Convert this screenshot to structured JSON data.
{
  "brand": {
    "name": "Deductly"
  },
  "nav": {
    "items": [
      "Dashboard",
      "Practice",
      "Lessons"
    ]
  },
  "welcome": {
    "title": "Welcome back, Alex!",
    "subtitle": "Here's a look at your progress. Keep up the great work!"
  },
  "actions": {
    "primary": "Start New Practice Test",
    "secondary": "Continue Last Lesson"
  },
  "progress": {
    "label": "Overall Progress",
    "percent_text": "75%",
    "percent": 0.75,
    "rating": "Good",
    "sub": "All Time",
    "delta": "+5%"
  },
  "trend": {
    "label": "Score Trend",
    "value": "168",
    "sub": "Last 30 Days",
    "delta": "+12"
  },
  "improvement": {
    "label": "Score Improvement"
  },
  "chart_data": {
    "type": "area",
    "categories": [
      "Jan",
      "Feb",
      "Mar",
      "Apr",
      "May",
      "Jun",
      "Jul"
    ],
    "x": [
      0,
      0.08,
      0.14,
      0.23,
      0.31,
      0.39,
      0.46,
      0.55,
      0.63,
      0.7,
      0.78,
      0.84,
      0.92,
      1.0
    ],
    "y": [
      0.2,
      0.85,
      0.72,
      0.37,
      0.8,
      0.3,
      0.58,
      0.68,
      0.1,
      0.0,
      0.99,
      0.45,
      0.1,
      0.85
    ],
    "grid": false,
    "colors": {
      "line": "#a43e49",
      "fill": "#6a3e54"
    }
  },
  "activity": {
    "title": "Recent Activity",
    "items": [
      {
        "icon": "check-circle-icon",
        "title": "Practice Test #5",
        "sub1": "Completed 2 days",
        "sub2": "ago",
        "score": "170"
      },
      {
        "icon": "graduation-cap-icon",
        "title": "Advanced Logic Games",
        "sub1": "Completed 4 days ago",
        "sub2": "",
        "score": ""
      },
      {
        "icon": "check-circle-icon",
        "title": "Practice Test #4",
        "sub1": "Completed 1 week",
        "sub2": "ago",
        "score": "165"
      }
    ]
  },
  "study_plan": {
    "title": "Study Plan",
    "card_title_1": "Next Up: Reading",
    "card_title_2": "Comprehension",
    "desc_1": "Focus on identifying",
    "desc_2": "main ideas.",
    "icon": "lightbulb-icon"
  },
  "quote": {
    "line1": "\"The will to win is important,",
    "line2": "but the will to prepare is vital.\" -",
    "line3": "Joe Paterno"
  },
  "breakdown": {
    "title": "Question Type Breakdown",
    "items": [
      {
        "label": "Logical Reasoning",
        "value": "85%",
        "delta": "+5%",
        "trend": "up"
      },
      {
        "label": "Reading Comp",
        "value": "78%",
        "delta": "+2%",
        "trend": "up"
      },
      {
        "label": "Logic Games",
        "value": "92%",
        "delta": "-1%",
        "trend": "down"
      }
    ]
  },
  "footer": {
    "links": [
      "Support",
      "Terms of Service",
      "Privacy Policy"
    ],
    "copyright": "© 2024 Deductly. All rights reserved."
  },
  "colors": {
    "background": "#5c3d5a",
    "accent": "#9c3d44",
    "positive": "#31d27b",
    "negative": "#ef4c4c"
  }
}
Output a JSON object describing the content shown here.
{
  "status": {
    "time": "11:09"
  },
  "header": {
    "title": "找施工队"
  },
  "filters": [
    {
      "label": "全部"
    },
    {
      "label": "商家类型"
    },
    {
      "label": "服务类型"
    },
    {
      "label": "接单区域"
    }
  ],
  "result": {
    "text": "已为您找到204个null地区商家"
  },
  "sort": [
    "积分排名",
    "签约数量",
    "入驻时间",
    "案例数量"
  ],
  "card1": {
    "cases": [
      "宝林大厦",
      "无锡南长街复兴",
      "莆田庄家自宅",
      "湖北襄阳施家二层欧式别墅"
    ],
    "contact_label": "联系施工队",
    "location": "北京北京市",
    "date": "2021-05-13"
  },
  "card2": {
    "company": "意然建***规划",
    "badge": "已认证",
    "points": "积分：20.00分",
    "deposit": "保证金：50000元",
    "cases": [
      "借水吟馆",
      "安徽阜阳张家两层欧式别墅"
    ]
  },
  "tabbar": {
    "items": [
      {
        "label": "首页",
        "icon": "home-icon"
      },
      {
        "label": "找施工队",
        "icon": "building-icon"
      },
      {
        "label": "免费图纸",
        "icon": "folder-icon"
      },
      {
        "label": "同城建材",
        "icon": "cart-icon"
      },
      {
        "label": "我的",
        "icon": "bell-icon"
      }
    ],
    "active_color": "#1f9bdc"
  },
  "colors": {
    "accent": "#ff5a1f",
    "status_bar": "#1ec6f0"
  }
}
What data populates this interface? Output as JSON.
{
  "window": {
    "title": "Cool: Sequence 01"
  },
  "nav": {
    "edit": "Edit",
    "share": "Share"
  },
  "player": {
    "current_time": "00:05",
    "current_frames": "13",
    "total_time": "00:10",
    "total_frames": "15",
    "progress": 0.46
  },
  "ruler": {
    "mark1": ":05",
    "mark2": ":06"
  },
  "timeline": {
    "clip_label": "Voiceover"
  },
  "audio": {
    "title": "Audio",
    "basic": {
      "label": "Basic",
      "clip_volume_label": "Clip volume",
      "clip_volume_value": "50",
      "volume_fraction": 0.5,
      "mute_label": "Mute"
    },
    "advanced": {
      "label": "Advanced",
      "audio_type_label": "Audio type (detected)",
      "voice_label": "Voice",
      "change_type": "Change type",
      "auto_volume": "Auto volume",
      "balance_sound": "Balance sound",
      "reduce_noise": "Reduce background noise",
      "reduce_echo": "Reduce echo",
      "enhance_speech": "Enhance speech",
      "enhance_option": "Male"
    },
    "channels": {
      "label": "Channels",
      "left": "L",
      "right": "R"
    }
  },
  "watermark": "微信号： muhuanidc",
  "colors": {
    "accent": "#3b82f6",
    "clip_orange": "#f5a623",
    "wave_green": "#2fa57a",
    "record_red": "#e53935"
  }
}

###

▸ Problem: Determine the number of lines where the string "delta" occurs, and give that number only.

▸ Task result: 5